* WORK REQUIRED: Copy out the data below verbatim.
────────────────
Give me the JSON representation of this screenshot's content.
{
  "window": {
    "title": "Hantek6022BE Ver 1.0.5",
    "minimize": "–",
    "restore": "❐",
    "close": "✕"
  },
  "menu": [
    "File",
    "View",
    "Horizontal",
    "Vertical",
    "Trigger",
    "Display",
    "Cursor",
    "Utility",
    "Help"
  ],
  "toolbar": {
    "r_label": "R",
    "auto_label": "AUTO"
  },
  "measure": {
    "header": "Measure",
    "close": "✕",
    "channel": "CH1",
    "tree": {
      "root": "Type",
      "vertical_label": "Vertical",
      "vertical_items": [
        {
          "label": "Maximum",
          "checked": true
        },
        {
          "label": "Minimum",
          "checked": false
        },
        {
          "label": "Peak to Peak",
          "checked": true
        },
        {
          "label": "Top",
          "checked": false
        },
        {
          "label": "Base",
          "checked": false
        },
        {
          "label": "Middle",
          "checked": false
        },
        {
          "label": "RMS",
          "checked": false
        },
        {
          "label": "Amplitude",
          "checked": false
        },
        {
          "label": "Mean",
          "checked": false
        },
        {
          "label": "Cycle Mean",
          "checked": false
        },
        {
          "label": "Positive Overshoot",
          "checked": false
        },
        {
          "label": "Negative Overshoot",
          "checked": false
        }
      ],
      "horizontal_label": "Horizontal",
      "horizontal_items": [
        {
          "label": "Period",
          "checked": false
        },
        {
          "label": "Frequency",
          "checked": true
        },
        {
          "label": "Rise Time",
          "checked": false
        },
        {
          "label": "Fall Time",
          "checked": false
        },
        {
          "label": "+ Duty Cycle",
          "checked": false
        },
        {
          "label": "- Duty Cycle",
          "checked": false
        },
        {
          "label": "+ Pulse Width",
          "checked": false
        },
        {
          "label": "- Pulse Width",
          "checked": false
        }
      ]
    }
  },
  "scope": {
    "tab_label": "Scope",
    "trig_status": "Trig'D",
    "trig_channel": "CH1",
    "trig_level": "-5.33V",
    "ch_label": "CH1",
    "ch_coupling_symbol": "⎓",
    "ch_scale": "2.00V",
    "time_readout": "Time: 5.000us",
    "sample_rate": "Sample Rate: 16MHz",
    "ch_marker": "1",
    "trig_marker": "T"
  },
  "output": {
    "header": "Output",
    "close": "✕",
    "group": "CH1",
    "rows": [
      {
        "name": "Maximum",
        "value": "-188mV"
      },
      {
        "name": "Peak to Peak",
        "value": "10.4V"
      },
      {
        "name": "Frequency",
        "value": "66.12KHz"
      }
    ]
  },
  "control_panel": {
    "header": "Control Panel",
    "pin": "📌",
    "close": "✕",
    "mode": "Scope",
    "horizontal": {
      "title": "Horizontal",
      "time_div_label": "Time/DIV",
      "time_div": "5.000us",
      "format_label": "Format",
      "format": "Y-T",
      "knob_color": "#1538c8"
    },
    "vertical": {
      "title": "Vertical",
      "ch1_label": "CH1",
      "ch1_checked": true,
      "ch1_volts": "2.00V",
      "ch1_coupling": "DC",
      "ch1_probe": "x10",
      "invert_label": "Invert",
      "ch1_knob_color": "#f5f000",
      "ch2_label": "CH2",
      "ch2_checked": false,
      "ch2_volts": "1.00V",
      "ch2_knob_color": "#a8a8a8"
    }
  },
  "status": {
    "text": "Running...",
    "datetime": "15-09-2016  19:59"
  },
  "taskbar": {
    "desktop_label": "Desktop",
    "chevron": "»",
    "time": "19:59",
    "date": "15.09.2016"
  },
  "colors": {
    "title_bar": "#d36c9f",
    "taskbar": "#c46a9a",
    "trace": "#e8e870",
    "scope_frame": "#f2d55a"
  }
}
────────────────
* TASK RESPONSE:
Give me the JSON representation of this screenshot's content.
{
  "window": {
    "title": "Hantek6022BE Ver 1.0.5",
    "minimize": "–",
    "restore": "❐",
    "close": "✕"
  },
  "menu": [
    "File",
    "View",
    "Horizontal",
    "Vertical",
    "Trigger",
    "Display",
    "Cursor",
    "Utility",
    "Help"
  ],
  "toolbar": {
    "r_label": "R",
    "auto_label": "AUTO"
  },
  "measure": {
    "header": "Measure",
    "close": "✕",
    "channel": "CH1",
    "tree": {
      "root": "Type",
      "vertical_label": "Vertical",
      "vertical_items": [
        {
          "label": "Maximum",
          "checked": true
        },
        {
          "label": "Minimum",
          "checked": false
        },
        {
          "label": "Peak to Peak",
          "checked": true
        },
        {
          "label": "Top",
          "checked": false
        },
        {
          "label": "Base",
          "checked": false
        },
        {
          "label": "Middle",
          "checked": false
        },
        {
          "label": "RMS",
          "checked": false
        },
        {
          "label": "Amplitude",
          "checked": false
        },
        {
          "label": "Mean",
          "checked": false
        },
        {
          "label": "Cycle Mean",
          "checked": false
        },
        {
          "label": "Positive Overshoot",
          "checked": false
        },
        {
          "label": "Negative Overshoot",
          "checked": false
        }
      ],
      "horizontal_label": "Horizontal",
      "horizontal_items": [
        {
          "label": "Period",
          "checked": false
        },
        {
          "label": "Frequency",
          "checked": true
        },
        {
          "label": "Rise Time",
          "checked": false
        },
        {
          "label": "Fall Time",
          "checked": false
        },
        {
          "label": "+ Duty Cycle",
          "checked": false
        },
        {
          "label": "- Duty Cycle",
          "checked": false
        },
        {
          "label": "+ Pulse Width",
          "checked": false
        },
        {
          "label": "- Pulse Width",
          "checked": false
        }
      ]
    }
  },
  "scope": {
    "tab_label": "Scope",
    "trig_status": "Trig'D",
    "trig_channel": "CH1",
    "trig_level": "-5.33V",
    "ch_label": "CH1",
    "ch_coupling_symbol": "⎓",
    "ch_scale": "2.00V",
    "time_readout": "Time: 5.000us",
    "sample_rate": "Sample Rate: 16MHz",
    "ch_marker": "1",
    "trig_marker": "T"
  },
  "output": {
    "header": "Output",
    "close": "✕",
    "group": "CH1",
    "rows": [
      {
        "name": "Maximum",
        "value": "-188mV"
      },
      {
        "name": "Peak to Peak",
        "value": "10.4V"
      },
      {
        "name": "Frequency",
        "value": "66.12KHz"
      }
    ]
  },
  "control_panel": {
    "header": "Control Panel",
    "pin": "📌",
    "close": "✕",
    "mode": "Scope",
    "horizontal": {
      "title": "Horizontal",
      "time_div_label": "Time/DIV",
      "time_div": "5.000us",
      "format_label": "Format",
      "format": "Y-T",
      "knob_color": "#1538c8"
    },
    "vertical": {
      "title": "Vertical",
      "ch1_label": "CH1",
      "ch1_checked": true,
      "ch1_volts": "2.00V",
      "ch1_coupling": "DC",
      "ch1_probe": "x10",
      "invert_label": "Invert",
      "ch1_knob_color": "#f5f000",
      "ch2_label": "CH2",
      "ch2_checked": false,
      "ch2_volts": "1.00V",
      "ch2_knob_color": "#a8a8a8"
    }
  },
  "status": {
    "text": "Running...",
    "datetime": "15-09-2016  19:59"
  },
  "taskbar": {
    "desktop_label": "Desktop",
    "chevron": "»",
    "time": "19:59",
    "date": "15.09.2016"
  },
  "colors": {
    "title_bar": "#d36c9f",
    "taskbar": "#c46a9a",
    "trace": "#e8e870",
    "scope_frame": "#f2d55a"
  }
}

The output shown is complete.